# Extracted data
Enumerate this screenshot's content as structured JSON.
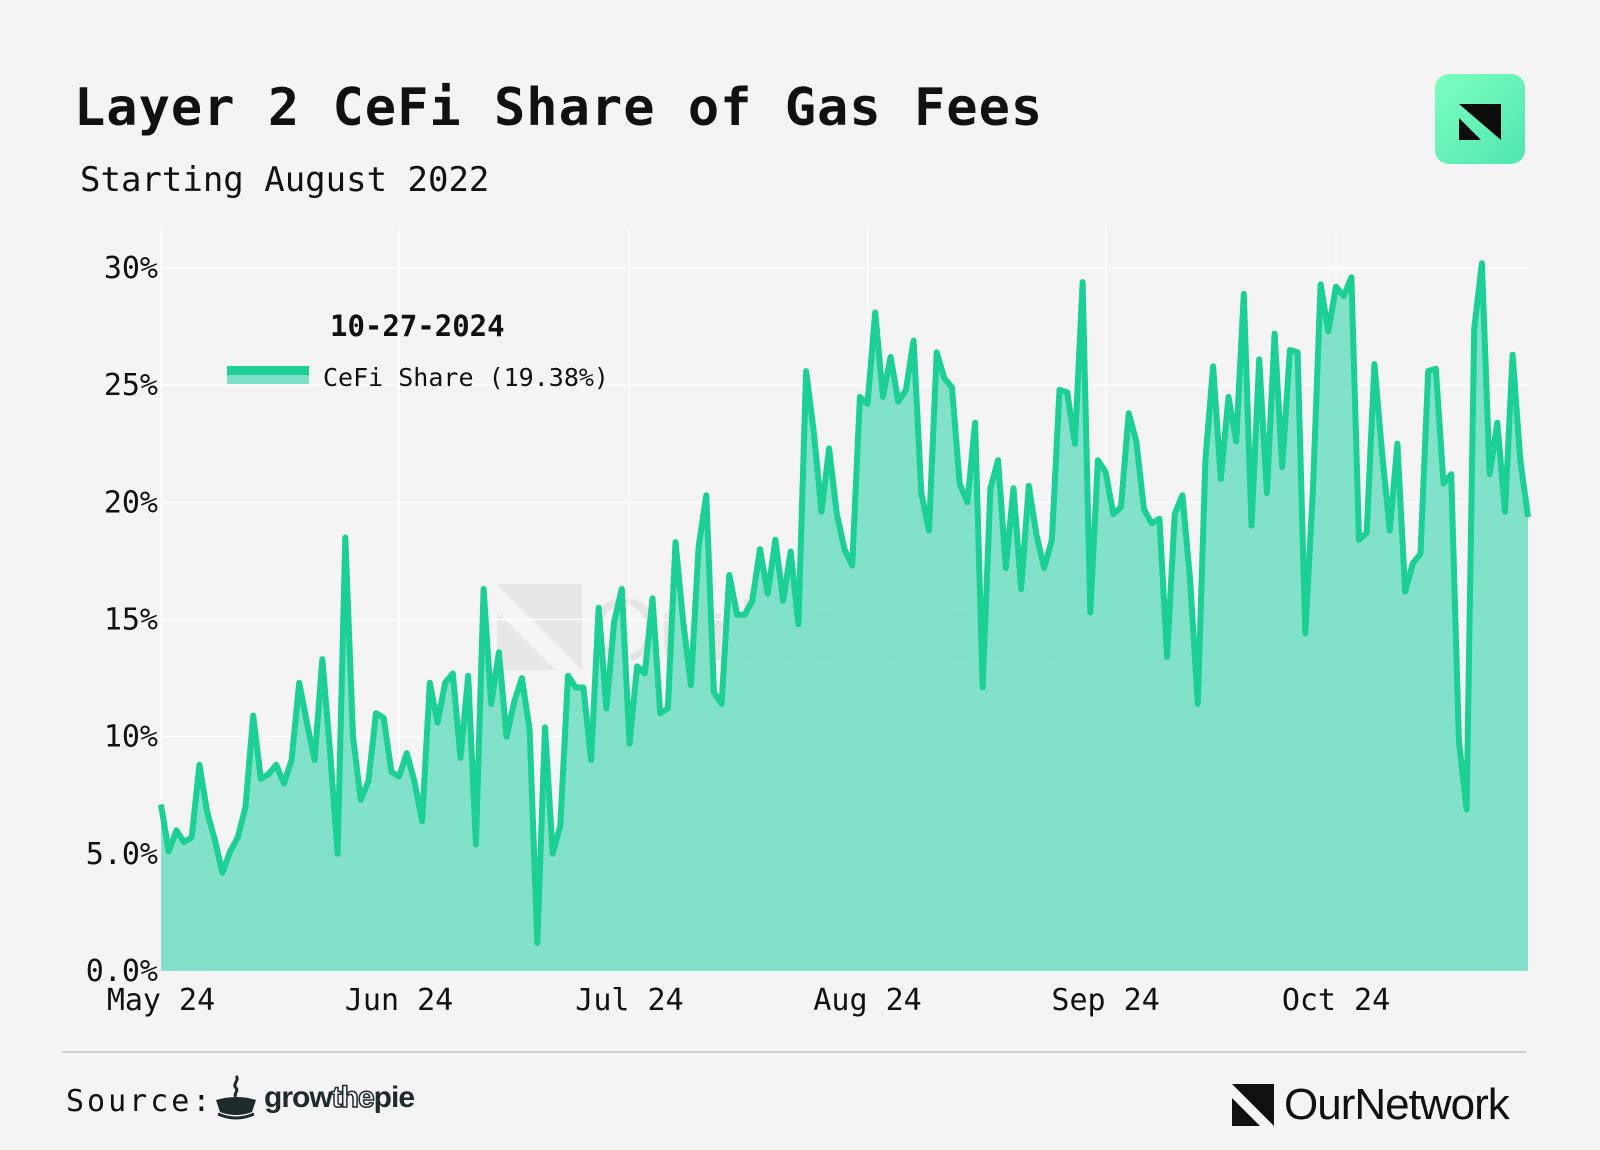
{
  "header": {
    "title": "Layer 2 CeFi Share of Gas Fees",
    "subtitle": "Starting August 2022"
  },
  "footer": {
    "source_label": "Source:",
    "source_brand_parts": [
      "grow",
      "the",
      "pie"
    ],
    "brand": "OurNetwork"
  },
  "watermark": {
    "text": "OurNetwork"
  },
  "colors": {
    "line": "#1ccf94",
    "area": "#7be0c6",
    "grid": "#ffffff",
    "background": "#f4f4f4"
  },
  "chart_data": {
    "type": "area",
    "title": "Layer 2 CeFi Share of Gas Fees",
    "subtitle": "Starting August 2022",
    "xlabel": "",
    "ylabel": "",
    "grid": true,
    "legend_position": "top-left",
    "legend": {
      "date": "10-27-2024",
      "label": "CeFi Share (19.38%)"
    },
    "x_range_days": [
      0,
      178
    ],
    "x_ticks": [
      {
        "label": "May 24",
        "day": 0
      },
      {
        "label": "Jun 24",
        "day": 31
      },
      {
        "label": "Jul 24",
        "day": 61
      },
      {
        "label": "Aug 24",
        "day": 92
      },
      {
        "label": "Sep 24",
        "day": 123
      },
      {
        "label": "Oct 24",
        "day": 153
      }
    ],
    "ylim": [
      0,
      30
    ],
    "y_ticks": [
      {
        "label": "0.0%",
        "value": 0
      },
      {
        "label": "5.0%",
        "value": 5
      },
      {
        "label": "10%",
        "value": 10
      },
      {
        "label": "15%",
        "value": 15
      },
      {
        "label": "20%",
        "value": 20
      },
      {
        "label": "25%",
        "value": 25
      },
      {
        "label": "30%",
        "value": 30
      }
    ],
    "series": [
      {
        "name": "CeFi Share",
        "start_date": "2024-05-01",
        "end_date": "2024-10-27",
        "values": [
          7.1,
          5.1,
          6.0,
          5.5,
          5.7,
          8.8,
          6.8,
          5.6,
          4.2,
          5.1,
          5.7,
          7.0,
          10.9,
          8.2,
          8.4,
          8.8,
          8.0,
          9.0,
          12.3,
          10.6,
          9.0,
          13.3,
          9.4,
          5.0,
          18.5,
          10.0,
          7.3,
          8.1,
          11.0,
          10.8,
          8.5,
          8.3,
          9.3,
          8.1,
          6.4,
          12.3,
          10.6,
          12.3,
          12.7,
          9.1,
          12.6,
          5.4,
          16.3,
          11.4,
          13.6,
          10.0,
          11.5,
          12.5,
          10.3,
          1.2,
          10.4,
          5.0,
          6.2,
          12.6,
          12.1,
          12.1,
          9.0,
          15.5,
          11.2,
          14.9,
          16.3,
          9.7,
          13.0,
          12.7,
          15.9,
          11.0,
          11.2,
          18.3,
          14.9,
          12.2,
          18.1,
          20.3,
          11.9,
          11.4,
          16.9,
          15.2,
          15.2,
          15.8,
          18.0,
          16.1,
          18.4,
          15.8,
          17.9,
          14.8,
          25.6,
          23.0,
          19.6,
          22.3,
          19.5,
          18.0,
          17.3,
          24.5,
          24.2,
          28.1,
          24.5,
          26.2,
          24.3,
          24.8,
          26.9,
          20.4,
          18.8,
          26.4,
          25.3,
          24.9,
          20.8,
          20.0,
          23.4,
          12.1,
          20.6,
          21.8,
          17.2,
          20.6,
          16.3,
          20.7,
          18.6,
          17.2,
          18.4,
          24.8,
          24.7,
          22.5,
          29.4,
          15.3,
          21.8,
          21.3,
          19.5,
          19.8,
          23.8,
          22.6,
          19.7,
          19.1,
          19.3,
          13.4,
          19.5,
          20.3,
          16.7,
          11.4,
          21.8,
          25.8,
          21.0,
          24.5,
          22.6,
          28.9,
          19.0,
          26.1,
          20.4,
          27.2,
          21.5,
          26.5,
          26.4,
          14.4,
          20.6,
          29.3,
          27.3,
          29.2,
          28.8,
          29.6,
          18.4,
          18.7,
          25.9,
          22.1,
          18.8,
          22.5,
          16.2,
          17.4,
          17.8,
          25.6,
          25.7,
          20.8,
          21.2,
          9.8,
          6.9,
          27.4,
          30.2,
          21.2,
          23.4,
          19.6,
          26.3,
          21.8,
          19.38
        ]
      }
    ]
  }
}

# To be done
Repeat the listing in full and exactly. Leave any pictures out.

# Finished task
Enumerate this screenshot's content as structured JSON.
{
  "header": {
    "title": "Layer 2 CeFi Share of Gas Fees",
    "subtitle": "Starting August 2022"
  },
  "footer": {
    "source_label": "Source:",
    "source_brand_parts": [
      "grow",
      "the",
      "pie"
    ],
    "brand": "OurNetwork"
  },
  "watermark": {
    "text": "OurNetwork"
  },
  "colors": {
    "line": "#1ccf94",
    "area": "#7be0c6",
    "grid": "#ffffff",
    "background": "#f4f4f4"
  },
  "chart_data": {
    "type": "area",
    "title": "Layer 2 CeFi Share of Gas Fees",
    "subtitle": "Starting August 2022",
    "xlabel": "",
    "ylabel": "",
    "grid": true,
    "legend_position": "top-left",
    "legend": {
      "date": "10-27-2024",
      "label": "CeFi Share (19.38%)"
    },
    "x_range_days": [
      0,
      178
    ],
    "x_ticks": [
      {
        "label": "May 24",
        "day": 0
      },
      {
        "label": "Jun 24",
        "day": 31
      },
      {
        "label": "Jul 24",
        "day": 61
      },
      {
        "label": "Aug 24",
        "day": 92
      },
      {
        "label": "Sep 24",
        "day": 123
      },
      {
        "label": "Oct 24",
        "day": 153
      }
    ],
    "ylim": [
      0,
      30
    ],
    "y_ticks": [
      {
        "label": "0.0%",
        "value": 0
      },
      {
        "label": "5.0%",
        "value": 5
      },
      {
        "label": "10%",
        "value": 10
      },
      {
        "label": "15%",
        "value": 15
      },
      {
        "label": "20%",
        "value": 20
      },
      {
        "label": "25%",
        "value": 25
      },
      {
        "label": "30%",
        "value": 30
      }
    ],
    "series": [
      {
        "name": "CeFi Share",
        "start_date": "2024-05-01",
        "end_date": "2024-10-27",
        "values": [
          7.1,
          5.1,
          6.0,
          5.5,
          5.7,
          8.8,
          6.8,
          5.6,
          4.2,
          5.1,
          5.7,
          7.0,
          10.9,
          8.2,
          8.4,
          8.8,
          8.0,
          9.0,
          12.3,
          10.6,
          9.0,
          13.3,
          9.4,
          5.0,
          18.5,
          10.0,
          7.3,
          8.1,
          11.0,
          10.8,
          8.5,
          8.3,
          9.3,
          8.1,
          6.4,
          12.3,
          10.6,
          12.3,
          12.7,
          9.1,
          12.6,
          5.4,
          16.3,
          11.4,
          13.6,
          10.0,
          11.5,
          12.5,
          10.3,
          1.2,
          10.4,
          5.0,
          6.2,
          12.6,
          12.1,
          12.1,
          9.0,
          15.5,
          11.2,
          14.9,
          16.3,
          9.7,
          13.0,
          12.7,
          15.9,
          11.0,
          11.2,
          18.3,
          14.9,
          12.2,
          18.1,
          20.3,
          11.9,
          11.4,
          16.9,
          15.2,
          15.2,
          15.8,
          18.0,
          16.1,
          18.4,
          15.8,
          17.9,
          14.8,
          25.6,
          23.0,
          19.6,
          22.3,
          19.5,
          18.0,
          17.3,
          24.5,
          24.2,
          28.1,
          24.5,
          26.2,
          24.3,
          24.8,
          26.9,
          20.4,
          18.8,
          26.4,
          25.3,
          24.9,
          20.8,
          20.0,
          23.4,
          12.1,
          20.6,
          21.8,
          17.2,
          20.6,
          16.3,
          20.7,
          18.6,
          17.2,
          18.4,
          24.8,
          24.7,
          22.5,
          29.4,
          15.3,
          21.8,
          21.3,
          19.5,
          19.8,
          23.8,
          22.6,
          19.7,
          19.1,
          19.3,
          13.4,
          19.5,
          20.3,
          16.7,
          11.4,
          21.8,
          25.8,
          21.0,
          24.5,
          22.6,
          28.9,
          19.0,
          26.1,
          20.4,
          27.2,
          21.5,
          26.5,
          26.4,
          14.4,
          20.6,
          29.3,
          27.3,
          29.2,
          28.8,
          29.6,
          18.4,
          18.7,
          25.9,
          22.1,
          18.8,
          22.5,
          16.2,
          17.4,
          17.8,
          25.6,
          25.7,
          20.8,
          21.2,
          9.8,
          6.9,
          27.4,
          30.2,
          21.2,
          23.4,
          19.6,
          26.3,
          21.8,
          19.38
        ]
      }
    ]
  }
}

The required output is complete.